■ ZITIERTER TEXTAUSZUG
Zu viele Teilnehmer: Traugottesdienste mittendrin gestoppt

Hochzeitsgäste in dreistelliger Zahl im Bethaus, obwohl zuweilen nicht mehr als 60 Personen zur Trauung erlaubt waren oder es versäumt wurde, die Hochzeit rechtzeitig bei den Behörden anzumelden: In Coronazeiten riefen mennonitische Trauungen regelmäßig das Ordnungsamt auf den Plan. Traugottesdienste wurden mitten in den Übermittlungen zahlreicher guter Wünsche für das Brautpaar gestoppt. Mennoniten? Eine evangelische Freikirche und Friedenskirche, die ihre Wurzeln in der Täuferbewegung der Reformationszeit hat und mit Gemeinden in Russland, Kanada und weltweit vertreten ist - und auch zahlreich in Deutschland. Mennoniten leben in großen Familien; fünf oder mehr Kinder sind keine Seltenheit.

Solo Gratia: Glück kein persönliches Verdienst, sondern Gnade Gottes

Mennoniten finden Geborgenheit im starken Glauben und widmen ihr Leben Gott und Jesus. Gemäß Sola Scriptura richten sie ihr Handeln nach dem Alten und Neuen Testament aus. Und Sola Gratia bedeutet: Kein Mensch findet sein Glück durch seine eigenen Handlungen, sondern ausschließlich durch Gottes Gnade und Zuwendung. Aber wenngleich Hochzeit, Ehe und Taufe einen sehr hohen Stellenwert haben: D i e Lebensweise mennonitischer Christen gibt es nicht - und so auch keine allgemeingültige Mennoniten-Hochzeits-Zeremonie. So finden Trauung nicht zwingend im Bethaus einer Gemeinde statt. Hochzeiten werden auch im Haus der Familie abgehalten.

Mennoniten sind zurückhaltend: Wie der Lebensstil, so die Hochzeit

An ihren Outfits sollt ihr sie erkennen: Die Mädchen tragen geflochtene Zöpfe und knielange Röcke, Jungen Hemd und lange Hose - strenge Kleidung, um Gott zu gefallen. Offiziell kennt der mennonitische Glauben keine Dogmen und Verbote, die Kleidung wird freiwillig so gewählt. Entsprechend ist das streng mennonitische Brautkleid alles andere als pompös-überladen, sondern weiß, einfach, ein bisschen konservativ - und gern selbstgenäht. Heiratet ein strenggläubiges Paar, sind bei der Trauung nur Braut, Bräutigam und Pfarrer zugegen. In liberaleren Zeremonien dagegen feiern auch Trauzeugen und Brautjungfern oder die gesamte Gemeinde Traugottesdienst.

■ ÜBUNGSAUFGABEN
A - Führen Sie sämtliche Länder auf, die der Textauszug über mennonitische Hochzeiten namentlich nennt.
B - Prüfen Sie, ob die folgenden Aussagen mit dem Textauszug über mennonitische Hochzeiten übereinstimmen, und belegen Sie jede Entscheidung mit einem wörtlichen Zitat:
(i) Mennonitische Hochzeiten werden ausschließlich im Bethaus gefeiert.
(ii) Familien mit fünf oder mehr Kindern sind bei Mennoniten selten.
(iii) Bei der Trauung eines strenggläubigen Paares sind nur Braut, Bräutigam und Pfarrer anwesend.
C - Geben Sie aus dem Textauszug über mennonitische Hochzeiten alles von „Mennoniten sind zurückhaltend: Wie“ bis hinunter zu „gesamte Gemeinde Traugottesdienst.“ wortgetreu wieder.
Die anschließenden Daten stammen aus einer anderen Quelle.

■ GESAMMELTES MATERIAL
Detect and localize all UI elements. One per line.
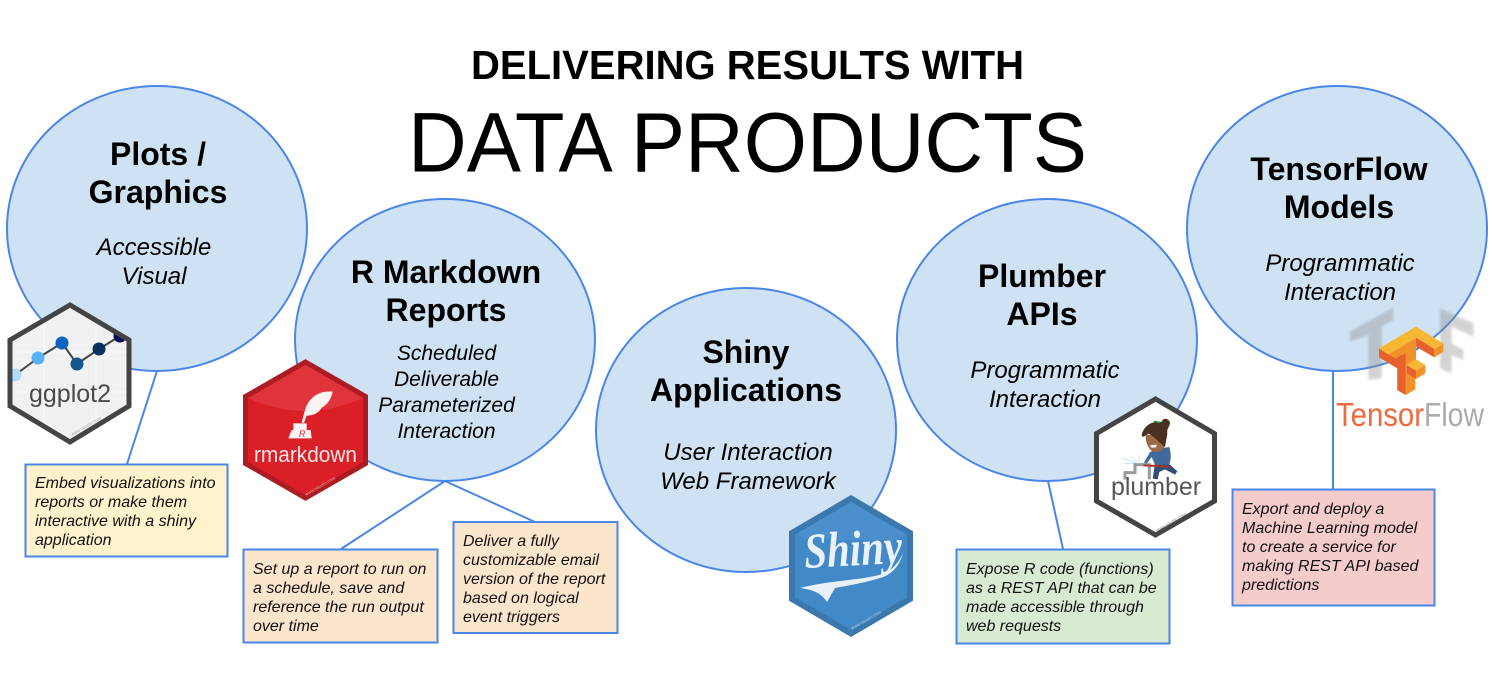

■ GEORDNETE ANTWORTEN
A - Russland, Kanada, Deutschland

B -
(i) Nein: „Hochzeiten werden auch im Haus der Familie abgehalten.“
(ii) Nein: „fünf oder mehr Kinder sind keine Seltenheit“
(iii) Ja: „sind bei der Trauung nur Braut, Bräutigam und Pfarrer zugegen“

C -
Mennoniten sind zurückhaltend: Wie der Lebensstil, so die Hochzeit

An ihren Outfits sollt ihr sie erkennen: Die Mädchen tragen geflochtene Zöpfe und knielange Röcke, Jungen Hemd und lange Hose - strenge Kleidung, um Gott zu gefallen. Offiziell kennt der mennonitische Glauben keine Dogmen und Verbote, die Kleidung wird freiwillig so gewählt. Entsprechend ist das streng mennonitische Brautkleid alles andere als pompös-überladen, sondern weiß, einfach, ein bisschen konservativ - und gern selbstgenäht. Heiratet ein strenggläubiges Paar, sind bei der Trauung nur Braut, Bräutigam und Pfarrer zugegen. In liberaleren Zeremonien dagegen feiern auch Trauzeugen und Brautjungfern oder die gesamte Gemeinde Traugottesdienst.